Written task: Set all the material down again unchanged, without the pictures.

Source records:

- - -

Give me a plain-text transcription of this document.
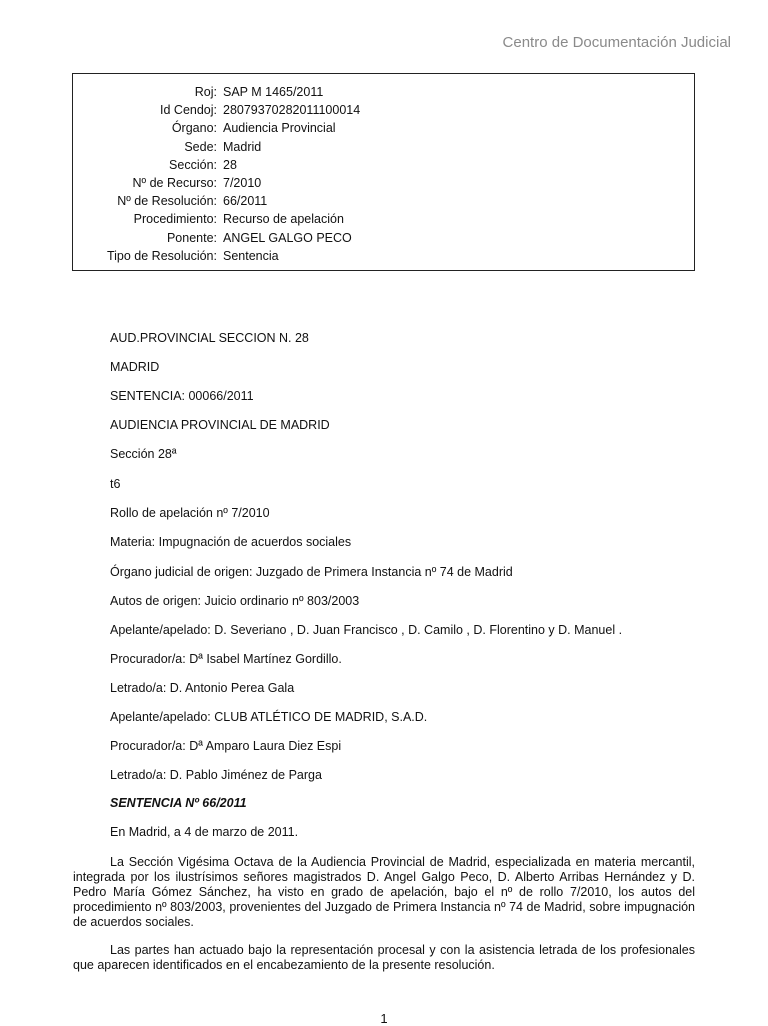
Centro de Documentación Judicial
Roj:	SAP M 1465/2011
Id Cendoj:	28079370282011100014
Órgano:	Audiencia Provincial
Sede:	Madrid
Sección:	28
Nº de Recurso:	7/2010
Nº de Resolución:	66/2011
Procedimiento:	Recurso de apelación
Ponente:	ANGEL GALGO PECO
Tipo de Resolución:	Sentencia
AUD.PROVINCIAL SECCION N. 28
MADRID
SENTENCIA: 00066/2011
AUDIENCIA PROVINCIAL DE MADRID
Sección 28ª
t6
Rollo de apelación nº 7/2010
Materia: Impugnación de acuerdos sociales
Órgano judicial de origen: Juzgado de Primera Instancia nº 74 de Madrid
Autos de origen: Juicio ordinario nº 803/2003
Apelante/apelado: D. Severiano , D. Juan Francisco , D. Camilo , D. Florentino y D. Manuel .
Procurador/a: Dª Isabel Martínez Gordillo.
Letrado/a: D. Antonio Perea Gala
Apelante/apelado: CLUB ATLÉTICO DE MADRID, S.A.D.
Procurador/a: Dª Amparo Laura Diez Espi
Letrado/a: D. Pablo Jiménez de Parga
SENTENCIA Nº 66/2011
En Madrid, a 4 de marzo de 2011.

La Sección Vigésima Octava de la Audiencia Provincial de Madrid, especializada en materia mercantil, integrada por los ilustrísimos señores magistrados D. Angel Galgo Peco, D. Alberto Arribas Hernández y D. Pedro María Gómez Sánchez, ha visto en grado de apelación, bajo el nº de rollo 7/2010, los autos del procedimiento nº 803/2003, provenientes del Juzgado de Primera Instancia nº 74 de Madrid, sobre impugnación de acuerdos sociales.

Las partes han actuado bajo la representación procesal y con la asistencia letrada de los profesionales que aparecen identificados en el encabezamiento de la presente resolución.

1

- - -

Response to the task:
Give me a plain-text transcription of this document.
Centro de Documentación Judicial
Roj:	SAP M 1465/2011
Id Cendoj:	28079370282011100014
Órgano:	Audiencia Provincial
Sede:	Madrid
Sección:	28
Nº de Recurso:	7/2010
Nº de Resolución:	66/2011
Procedimiento:	Recurso de apelación
Ponente:	ANGEL GALGO PECO
Tipo de Resolución:	Sentencia
AUD.PROVINCIAL SECCION N. 28
MADRID
SENTENCIA: 00066/2011
AUDIENCIA PROVINCIAL DE MADRID
Sección 28ª
t6
Rollo de apelación nº 7/2010
Materia: Impugnación de acuerdos sociales
Órgano judicial de origen: Juzgado de Primera Instancia nº 74 de Madrid
Autos de origen: Juicio ordinario nº 803/2003
Apelante/apelado: D. Severiano , D. Juan Francisco , D. Camilo , D. Florentino y D. Manuel .
Procurador/a: Dª Isabel Martínez Gordillo.
Letrado/a: D. Antonio Perea Gala
Apelante/apelado: CLUB ATLÉTICO DE MADRID, S.A.D.
Procurador/a: Dª Amparo Laura Diez Espi
Letrado/a: D. Pablo Jiménez de Parga
SENTENCIA Nº 66/2011
En Madrid, a 4 de marzo de 2011.

La Sección Vigésima Octava de la Audiencia Provincial de Madrid, especializada en materia mercantil, integrada por los ilustrísimos señores magistrados D. Angel Galgo Peco, D. Alberto Arribas Hernández y D. Pedro María Gómez Sánchez, ha visto en grado de apelación, bajo el nº de rollo 7/2010, los autos del procedimiento nº 803/2003, provenientes del Juzgado de Primera Instancia nº 74 de Madrid, sobre impugnación de acuerdos sociales.

Las partes han actuado bajo la representación procesal y con la asistencia letrada de los profesionales que aparecen identificados en el encabezamiento de la presente resolución.

1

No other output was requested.